WORK TO DO
Transcribe the listing verbatim. Do not carry over any pictures.

DATASET EXTRACT
* * *

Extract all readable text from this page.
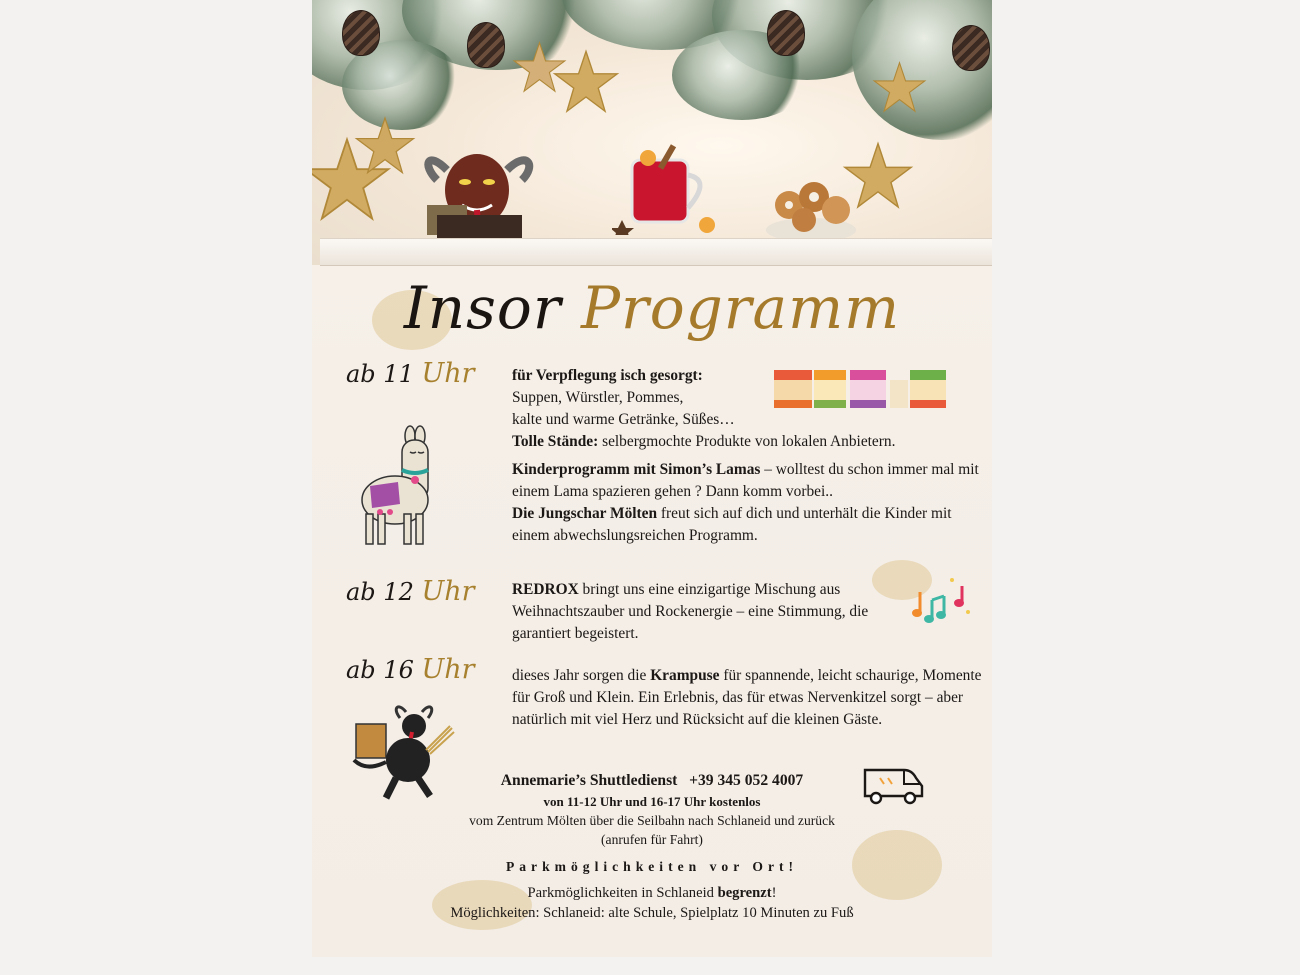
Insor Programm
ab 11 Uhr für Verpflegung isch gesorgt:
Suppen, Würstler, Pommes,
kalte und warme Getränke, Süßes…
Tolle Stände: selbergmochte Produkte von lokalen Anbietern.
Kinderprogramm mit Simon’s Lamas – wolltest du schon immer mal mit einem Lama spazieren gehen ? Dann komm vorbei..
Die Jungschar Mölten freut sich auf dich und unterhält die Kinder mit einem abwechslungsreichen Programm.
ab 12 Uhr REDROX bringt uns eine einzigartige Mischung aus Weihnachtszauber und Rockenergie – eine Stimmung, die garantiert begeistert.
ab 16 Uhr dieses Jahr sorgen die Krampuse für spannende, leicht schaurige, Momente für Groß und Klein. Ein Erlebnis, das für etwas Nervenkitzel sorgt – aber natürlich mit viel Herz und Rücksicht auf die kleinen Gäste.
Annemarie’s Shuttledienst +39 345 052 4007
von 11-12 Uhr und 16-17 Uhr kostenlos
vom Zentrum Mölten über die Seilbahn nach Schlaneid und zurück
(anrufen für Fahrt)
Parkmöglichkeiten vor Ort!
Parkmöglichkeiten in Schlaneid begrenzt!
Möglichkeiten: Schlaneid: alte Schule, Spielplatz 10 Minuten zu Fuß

* * *

RESPONSE TO THE EXERCISE
Extract all readable text from this page.
Insor Programm
ab 11 Uhr für Verpflegung isch gesorgt:
Suppen, Würstler, Pommes,
kalte und warme Getränke, Süßes…
Tolle Stände: selbergmochte Produkte von lokalen Anbietern.
Kinderprogramm mit Simon’s Lamas – wolltest du schon immer mal mit einem Lama spazieren gehen ? Dann komm vorbei..
Die Jungschar Mölten freut sich auf dich und unterhält die Kinder mit einem abwechslungsreichen Programm.
ab 12 Uhr REDROX bringt uns eine einzigartige Mischung aus Weihnachtszauber und Rockenergie – eine Stimmung, die garantiert begeistert.
ab 16 Uhr dieses Jahr sorgen die Krampuse für spannende, leicht schaurige, Momente für Groß und Klein. Ein Erlebnis, das für etwas Nervenkitzel sorgt – aber natürlich mit viel Herz und Rücksicht auf die kleinen Gäste.
Annemarie’s Shuttledienst +39 345 052 4007
von 11-12 Uhr und 16-17 Uhr kostenlos
vom Zentrum Mölten über die Seilbahn nach Schlaneid und zurück
(anrufen für Fahrt)
Parkmöglichkeiten vor Ort!
Parkmöglichkeiten in Schlaneid begrenzt!
Möglichkeiten: Schlaneid: alte Schule, Spielplatz 10 Minuten zu Fuß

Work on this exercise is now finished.